- **Stated exercise**
Report every line from the material that contains the word "Otto".

- **Material**
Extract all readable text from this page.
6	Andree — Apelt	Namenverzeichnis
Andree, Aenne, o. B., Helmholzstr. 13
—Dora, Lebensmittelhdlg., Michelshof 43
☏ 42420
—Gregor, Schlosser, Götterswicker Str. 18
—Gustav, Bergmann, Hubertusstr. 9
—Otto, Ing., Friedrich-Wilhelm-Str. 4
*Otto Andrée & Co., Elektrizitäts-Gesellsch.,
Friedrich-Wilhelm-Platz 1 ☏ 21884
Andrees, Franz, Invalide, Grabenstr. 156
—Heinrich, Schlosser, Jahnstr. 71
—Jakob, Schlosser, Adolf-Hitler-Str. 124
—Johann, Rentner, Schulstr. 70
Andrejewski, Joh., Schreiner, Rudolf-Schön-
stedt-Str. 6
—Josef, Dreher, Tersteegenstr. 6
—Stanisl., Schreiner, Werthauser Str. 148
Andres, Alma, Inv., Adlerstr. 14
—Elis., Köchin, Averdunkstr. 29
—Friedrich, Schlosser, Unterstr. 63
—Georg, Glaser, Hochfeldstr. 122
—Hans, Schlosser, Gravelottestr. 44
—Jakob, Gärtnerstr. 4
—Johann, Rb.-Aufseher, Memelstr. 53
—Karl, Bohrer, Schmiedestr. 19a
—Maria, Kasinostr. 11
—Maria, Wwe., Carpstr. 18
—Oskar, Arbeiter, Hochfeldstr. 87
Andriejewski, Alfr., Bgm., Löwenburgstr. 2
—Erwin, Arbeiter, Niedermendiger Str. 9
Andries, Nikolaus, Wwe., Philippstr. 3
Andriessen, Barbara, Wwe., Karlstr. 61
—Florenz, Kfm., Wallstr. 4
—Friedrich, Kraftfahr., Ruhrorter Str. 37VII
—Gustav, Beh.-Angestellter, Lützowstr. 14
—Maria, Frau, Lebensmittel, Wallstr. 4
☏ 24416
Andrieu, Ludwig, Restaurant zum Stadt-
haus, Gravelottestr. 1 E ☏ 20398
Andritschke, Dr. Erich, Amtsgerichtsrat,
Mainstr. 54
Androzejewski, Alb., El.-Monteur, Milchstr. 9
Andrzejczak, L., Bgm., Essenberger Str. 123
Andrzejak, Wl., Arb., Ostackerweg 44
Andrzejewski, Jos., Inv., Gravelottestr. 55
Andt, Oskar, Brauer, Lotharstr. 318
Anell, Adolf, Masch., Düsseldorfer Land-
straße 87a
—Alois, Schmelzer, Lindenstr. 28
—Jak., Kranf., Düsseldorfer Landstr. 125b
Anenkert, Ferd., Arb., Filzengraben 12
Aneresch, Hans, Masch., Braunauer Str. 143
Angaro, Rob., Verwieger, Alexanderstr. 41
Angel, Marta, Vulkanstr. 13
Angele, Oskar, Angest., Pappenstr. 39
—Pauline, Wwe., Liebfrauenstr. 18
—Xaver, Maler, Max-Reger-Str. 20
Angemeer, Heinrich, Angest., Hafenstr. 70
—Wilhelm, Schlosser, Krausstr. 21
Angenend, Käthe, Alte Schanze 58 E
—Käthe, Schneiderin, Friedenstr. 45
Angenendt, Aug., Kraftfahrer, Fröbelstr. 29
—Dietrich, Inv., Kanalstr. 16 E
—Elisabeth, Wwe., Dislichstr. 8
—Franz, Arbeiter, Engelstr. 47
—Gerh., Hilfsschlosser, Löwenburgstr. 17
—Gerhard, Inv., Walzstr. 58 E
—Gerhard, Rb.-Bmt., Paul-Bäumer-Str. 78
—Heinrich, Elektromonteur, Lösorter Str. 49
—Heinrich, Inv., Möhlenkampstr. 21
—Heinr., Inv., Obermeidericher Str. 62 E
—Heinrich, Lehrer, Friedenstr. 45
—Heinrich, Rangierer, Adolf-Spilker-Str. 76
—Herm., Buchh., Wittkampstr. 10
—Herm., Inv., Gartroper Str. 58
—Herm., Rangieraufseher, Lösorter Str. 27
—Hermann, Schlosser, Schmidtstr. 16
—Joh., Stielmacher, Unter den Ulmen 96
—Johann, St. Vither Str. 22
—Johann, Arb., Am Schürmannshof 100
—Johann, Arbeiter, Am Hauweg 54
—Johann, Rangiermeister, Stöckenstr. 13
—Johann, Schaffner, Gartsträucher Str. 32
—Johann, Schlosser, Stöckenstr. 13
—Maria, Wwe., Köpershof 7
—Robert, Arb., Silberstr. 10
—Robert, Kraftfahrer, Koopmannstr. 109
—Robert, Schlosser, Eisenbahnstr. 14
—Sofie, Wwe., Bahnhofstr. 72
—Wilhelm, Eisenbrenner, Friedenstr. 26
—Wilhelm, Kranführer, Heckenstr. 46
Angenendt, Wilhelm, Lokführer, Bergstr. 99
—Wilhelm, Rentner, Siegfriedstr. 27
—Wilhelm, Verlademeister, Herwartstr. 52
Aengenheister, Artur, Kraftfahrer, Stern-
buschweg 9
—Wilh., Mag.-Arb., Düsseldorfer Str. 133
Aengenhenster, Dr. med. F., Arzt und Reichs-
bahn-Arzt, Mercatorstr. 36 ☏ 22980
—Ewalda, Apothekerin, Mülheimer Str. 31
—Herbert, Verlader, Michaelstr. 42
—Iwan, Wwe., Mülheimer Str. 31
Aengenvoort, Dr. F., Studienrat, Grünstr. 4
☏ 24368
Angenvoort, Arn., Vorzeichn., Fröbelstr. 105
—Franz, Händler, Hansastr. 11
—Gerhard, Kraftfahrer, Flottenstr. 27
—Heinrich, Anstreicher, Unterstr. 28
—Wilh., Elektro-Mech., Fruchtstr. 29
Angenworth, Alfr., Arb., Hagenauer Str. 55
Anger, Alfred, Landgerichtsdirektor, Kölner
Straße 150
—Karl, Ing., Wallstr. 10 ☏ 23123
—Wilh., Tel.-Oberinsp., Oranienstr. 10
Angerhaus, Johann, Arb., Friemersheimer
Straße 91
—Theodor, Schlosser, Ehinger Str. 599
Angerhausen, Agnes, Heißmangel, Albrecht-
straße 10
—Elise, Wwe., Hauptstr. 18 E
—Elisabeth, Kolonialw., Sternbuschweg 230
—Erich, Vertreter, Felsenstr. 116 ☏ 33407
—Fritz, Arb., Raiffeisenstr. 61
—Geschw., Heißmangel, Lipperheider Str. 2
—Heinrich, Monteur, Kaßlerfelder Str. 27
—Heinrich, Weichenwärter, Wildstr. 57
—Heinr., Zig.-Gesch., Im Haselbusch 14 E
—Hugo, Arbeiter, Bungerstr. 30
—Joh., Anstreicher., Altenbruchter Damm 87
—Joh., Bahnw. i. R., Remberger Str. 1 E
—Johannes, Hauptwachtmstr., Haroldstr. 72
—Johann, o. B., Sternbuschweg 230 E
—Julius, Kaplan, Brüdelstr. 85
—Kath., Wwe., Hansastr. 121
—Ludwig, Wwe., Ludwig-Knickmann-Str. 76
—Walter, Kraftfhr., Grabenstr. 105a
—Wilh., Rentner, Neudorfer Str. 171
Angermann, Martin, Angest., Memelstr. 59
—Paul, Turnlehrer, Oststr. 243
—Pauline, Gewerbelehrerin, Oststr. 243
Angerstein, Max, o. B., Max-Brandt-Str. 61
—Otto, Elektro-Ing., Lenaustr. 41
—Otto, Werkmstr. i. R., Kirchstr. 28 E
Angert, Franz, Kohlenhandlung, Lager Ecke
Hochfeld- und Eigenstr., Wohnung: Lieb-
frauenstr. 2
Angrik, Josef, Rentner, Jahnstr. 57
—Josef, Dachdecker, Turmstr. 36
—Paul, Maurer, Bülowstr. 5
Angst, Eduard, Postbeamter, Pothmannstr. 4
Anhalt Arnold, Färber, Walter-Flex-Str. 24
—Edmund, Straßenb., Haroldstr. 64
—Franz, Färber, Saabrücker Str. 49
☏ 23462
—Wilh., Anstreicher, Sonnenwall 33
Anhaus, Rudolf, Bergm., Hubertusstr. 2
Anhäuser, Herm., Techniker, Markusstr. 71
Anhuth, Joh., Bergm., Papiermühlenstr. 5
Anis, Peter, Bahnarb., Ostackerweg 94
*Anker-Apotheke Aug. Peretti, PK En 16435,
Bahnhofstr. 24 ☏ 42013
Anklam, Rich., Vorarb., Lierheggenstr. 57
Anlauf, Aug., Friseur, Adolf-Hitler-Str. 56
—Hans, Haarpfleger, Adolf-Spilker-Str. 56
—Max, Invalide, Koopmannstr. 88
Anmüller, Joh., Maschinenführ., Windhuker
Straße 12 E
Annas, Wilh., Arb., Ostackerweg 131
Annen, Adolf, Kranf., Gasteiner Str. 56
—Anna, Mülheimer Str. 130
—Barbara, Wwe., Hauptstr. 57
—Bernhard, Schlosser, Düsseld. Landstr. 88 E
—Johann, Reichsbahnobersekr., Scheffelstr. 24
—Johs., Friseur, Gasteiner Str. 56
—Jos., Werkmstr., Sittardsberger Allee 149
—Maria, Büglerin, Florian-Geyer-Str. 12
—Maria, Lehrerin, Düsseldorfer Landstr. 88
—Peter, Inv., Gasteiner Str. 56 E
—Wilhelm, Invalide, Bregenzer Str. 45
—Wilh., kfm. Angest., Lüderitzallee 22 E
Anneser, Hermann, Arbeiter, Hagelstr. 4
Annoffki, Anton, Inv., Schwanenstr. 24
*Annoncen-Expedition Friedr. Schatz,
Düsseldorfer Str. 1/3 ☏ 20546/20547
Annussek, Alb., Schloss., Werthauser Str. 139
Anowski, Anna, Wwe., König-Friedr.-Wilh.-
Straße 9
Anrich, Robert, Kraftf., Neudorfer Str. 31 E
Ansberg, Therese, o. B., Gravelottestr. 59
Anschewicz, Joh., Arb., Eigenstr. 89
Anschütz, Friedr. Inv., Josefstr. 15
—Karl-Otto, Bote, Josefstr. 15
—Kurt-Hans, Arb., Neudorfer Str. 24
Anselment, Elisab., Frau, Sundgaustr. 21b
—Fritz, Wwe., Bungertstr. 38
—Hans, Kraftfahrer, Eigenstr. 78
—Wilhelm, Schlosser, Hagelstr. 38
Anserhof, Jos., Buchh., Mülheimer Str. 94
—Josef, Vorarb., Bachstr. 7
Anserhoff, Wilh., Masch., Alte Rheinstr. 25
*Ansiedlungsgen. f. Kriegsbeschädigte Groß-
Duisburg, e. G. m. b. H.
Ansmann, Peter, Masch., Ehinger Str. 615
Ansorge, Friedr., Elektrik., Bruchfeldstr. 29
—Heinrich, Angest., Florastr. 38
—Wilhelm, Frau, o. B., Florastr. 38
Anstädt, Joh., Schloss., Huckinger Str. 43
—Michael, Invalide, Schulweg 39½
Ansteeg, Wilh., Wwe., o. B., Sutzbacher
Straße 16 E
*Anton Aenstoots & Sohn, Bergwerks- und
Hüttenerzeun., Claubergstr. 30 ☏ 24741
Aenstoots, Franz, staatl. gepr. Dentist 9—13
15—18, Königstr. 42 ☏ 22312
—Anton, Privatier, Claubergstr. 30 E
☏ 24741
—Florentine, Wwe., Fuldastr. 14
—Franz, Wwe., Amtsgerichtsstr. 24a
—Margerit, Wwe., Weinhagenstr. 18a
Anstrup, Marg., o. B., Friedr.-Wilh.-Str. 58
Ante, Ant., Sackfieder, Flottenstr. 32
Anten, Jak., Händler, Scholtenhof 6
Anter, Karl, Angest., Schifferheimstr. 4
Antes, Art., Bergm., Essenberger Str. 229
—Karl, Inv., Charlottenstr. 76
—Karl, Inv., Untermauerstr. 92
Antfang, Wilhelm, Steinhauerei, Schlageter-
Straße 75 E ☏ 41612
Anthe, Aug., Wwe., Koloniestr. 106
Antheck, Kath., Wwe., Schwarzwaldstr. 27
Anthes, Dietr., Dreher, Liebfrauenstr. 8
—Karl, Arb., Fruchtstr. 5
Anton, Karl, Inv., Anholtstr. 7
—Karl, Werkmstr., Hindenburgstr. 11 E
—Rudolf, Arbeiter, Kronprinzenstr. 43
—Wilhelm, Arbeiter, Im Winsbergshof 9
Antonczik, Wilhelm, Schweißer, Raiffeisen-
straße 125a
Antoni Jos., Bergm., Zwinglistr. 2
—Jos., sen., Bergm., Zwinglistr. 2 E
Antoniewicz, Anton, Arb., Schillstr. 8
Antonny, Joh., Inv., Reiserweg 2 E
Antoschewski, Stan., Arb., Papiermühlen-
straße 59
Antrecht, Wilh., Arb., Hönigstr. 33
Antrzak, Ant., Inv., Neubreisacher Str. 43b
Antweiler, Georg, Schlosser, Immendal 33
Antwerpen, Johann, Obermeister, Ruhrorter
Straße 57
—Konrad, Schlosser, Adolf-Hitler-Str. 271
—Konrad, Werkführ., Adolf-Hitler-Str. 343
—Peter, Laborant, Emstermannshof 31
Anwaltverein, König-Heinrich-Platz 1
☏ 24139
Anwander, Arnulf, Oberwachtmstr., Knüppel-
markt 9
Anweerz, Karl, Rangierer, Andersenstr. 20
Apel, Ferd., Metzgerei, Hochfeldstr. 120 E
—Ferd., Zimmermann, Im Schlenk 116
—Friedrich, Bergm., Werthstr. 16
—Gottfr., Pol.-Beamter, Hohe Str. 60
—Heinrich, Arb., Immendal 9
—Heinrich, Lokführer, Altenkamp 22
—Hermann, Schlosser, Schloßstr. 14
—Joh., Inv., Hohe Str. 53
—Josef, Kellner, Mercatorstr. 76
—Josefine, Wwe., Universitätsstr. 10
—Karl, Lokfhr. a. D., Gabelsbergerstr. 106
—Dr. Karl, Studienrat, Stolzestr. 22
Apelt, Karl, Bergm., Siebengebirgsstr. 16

- **Solution for this problem**
—Otto, Ing., Friedrich-Wilhelm-Str. 4
*Otto Andrée & Co., Elektrizitäts-Gesellsch.,
—Otto, Elektro-Ing., Lenaustr. 41
—Otto, Werkmstr. i. R., Kirchstr. 28 E
—Karl-Otto, Bote, Josefstr. 15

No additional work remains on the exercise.